| Task description |
Pull out every line with the word "this" from the entries below.
....................
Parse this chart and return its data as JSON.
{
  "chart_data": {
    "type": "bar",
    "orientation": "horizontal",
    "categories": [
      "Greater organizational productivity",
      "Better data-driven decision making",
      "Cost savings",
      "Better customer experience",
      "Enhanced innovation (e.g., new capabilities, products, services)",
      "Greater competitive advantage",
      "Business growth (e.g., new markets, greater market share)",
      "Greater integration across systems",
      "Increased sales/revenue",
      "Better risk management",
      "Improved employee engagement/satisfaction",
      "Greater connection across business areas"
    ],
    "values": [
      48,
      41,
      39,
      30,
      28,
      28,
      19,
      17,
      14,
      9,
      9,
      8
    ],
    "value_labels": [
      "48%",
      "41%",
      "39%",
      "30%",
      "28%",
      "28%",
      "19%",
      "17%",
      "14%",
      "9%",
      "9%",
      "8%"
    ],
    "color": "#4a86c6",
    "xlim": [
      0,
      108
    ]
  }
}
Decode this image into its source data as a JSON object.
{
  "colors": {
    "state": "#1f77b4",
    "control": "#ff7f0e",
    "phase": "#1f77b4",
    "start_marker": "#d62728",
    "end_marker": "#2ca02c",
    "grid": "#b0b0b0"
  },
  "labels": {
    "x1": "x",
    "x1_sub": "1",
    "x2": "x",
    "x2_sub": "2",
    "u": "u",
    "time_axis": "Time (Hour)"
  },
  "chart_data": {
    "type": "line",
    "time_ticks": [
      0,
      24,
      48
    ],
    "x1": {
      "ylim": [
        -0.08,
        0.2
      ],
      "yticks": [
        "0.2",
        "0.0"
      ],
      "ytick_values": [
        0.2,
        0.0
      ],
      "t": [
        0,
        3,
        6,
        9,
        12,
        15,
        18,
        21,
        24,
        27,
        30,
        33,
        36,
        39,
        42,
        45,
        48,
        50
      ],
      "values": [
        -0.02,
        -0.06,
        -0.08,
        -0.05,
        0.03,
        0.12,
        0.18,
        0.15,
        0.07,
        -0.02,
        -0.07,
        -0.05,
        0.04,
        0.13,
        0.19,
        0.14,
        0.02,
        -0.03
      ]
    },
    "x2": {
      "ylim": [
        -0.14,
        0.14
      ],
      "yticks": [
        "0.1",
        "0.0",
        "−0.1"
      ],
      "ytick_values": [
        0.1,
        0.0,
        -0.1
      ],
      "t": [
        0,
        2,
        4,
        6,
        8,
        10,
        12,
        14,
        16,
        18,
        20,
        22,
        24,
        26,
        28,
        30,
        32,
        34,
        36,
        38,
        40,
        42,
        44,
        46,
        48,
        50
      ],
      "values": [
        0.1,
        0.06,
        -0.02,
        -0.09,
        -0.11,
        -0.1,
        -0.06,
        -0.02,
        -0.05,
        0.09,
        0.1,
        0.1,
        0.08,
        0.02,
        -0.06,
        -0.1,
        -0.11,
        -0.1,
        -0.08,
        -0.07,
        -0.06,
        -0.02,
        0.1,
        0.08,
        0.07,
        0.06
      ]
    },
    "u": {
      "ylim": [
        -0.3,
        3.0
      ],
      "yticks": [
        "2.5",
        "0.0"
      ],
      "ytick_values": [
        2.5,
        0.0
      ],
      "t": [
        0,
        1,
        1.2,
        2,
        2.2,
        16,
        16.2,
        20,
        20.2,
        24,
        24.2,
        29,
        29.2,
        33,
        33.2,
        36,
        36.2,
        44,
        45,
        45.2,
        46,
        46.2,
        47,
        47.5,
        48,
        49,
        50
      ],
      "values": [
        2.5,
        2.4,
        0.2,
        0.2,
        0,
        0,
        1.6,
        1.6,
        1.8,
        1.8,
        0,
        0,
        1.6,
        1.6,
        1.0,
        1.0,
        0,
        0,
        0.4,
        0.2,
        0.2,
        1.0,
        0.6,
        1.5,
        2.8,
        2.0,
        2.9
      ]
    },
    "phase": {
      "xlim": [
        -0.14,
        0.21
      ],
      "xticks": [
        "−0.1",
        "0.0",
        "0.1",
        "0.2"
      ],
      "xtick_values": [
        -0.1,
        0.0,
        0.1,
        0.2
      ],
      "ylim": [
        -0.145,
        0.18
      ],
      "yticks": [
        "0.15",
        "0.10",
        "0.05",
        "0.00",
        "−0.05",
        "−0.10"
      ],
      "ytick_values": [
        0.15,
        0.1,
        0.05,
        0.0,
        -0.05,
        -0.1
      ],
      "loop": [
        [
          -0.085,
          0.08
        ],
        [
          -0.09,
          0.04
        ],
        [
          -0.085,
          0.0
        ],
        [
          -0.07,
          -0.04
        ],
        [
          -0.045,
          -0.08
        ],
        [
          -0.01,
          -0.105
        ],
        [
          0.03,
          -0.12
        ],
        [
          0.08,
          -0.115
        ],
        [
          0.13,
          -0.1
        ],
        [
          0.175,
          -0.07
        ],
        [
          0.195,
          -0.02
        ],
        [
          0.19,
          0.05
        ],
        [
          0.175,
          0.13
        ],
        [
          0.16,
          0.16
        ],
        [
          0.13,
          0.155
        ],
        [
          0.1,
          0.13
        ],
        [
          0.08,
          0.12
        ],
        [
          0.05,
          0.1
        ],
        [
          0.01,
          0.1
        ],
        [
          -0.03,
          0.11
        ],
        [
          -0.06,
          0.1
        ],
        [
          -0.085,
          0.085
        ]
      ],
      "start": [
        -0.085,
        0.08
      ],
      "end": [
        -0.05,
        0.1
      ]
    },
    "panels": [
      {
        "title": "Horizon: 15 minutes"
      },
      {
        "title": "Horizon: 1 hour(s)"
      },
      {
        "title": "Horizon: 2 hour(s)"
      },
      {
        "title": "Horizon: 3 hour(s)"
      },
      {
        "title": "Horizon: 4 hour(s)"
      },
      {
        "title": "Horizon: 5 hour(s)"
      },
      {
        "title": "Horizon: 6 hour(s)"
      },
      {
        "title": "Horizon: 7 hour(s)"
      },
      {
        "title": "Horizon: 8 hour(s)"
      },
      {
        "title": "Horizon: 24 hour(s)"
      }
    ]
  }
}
....................
| Answer in full |
Parse this chart and return its data as JSON.
Decode this image into its source data as a JSON object.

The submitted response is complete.